Collected data:
• • • • •

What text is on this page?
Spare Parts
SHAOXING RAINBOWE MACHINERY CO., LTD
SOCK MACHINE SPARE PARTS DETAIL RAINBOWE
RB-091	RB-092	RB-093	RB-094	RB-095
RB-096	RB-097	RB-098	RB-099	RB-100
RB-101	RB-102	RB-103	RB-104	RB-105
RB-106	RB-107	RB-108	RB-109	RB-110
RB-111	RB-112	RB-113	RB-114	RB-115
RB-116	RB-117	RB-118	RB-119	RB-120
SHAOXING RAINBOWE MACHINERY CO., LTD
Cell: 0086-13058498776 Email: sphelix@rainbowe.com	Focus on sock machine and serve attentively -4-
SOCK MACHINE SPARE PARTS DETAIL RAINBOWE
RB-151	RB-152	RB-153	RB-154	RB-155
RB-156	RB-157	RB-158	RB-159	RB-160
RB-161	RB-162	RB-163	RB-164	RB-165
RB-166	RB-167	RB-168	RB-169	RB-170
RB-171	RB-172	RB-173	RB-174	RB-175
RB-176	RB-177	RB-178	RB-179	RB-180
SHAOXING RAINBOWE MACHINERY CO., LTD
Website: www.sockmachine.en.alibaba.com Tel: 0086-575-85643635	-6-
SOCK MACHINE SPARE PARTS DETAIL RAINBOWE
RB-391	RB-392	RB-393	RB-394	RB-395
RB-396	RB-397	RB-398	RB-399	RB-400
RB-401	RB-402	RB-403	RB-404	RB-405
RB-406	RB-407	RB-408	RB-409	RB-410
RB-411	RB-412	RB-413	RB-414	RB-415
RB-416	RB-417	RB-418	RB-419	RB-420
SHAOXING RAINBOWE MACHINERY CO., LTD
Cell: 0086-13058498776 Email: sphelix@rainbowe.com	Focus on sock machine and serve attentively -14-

• • • • •

== Requirement ==
Extract the full listing above without altering anything.

== Written answer ==
What text is on this page?
Spare Parts
SHAOXING RAINBOWE MACHINERY CO., LTD
SOCK MACHINE SPARE PARTS DETAIL RAINBOWE
RB-091	RB-092	RB-093	RB-094	RB-095
RB-096	RB-097	RB-098	RB-099	RB-100
RB-101	RB-102	RB-103	RB-104	RB-105
RB-106	RB-107	RB-108	RB-109	RB-110
RB-111	RB-112	RB-113	RB-114	RB-115
RB-116	RB-117	RB-118	RB-119	RB-120
SHAOXING RAINBOWE MACHINERY CO., LTD
Cell: 0086-13058498776 Email: sphelix@rainbowe.com	Focus on sock machine and serve attentively -4-
SOCK MACHINE SPARE PARTS DETAIL RAINBOWE
RB-151	RB-152	RB-153	RB-154	RB-155
RB-156	RB-157	RB-158	RB-159	RB-160
RB-161	RB-162	RB-163	RB-164	RB-165
RB-166	RB-167	RB-168	RB-169	RB-170
RB-171	RB-172	RB-173	RB-174	RB-175
RB-176	RB-177	RB-178	RB-179	RB-180
SHAOXING RAINBOWE MACHINERY CO., LTD
Website: www.sockmachine.en.alibaba.com Tel: 0086-575-85643635	-6-
SOCK MACHINE SPARE PARTS DETAIL RAINBOWE
RB-391	RB-392	RB-393	RB-394	RB-395
RB-396	RB-397	RB-398	RB-399	RB-400
RB-401	RB-402	RB-403	RB-404	RB-405
RB-406	RB-407	RB-408	RB-409	RB-410
RB-411	RB-412	RB-413	RB-414	RB-415
RB-416	RB-417	RB-418	RB-419	RB-420
SHAOXING RAINBOWE MACHINERY CO., LTD
Cell: 0086-13058498776 Email: sphelix@rainbowe.com	Focus on sock machine and serve attentively -14-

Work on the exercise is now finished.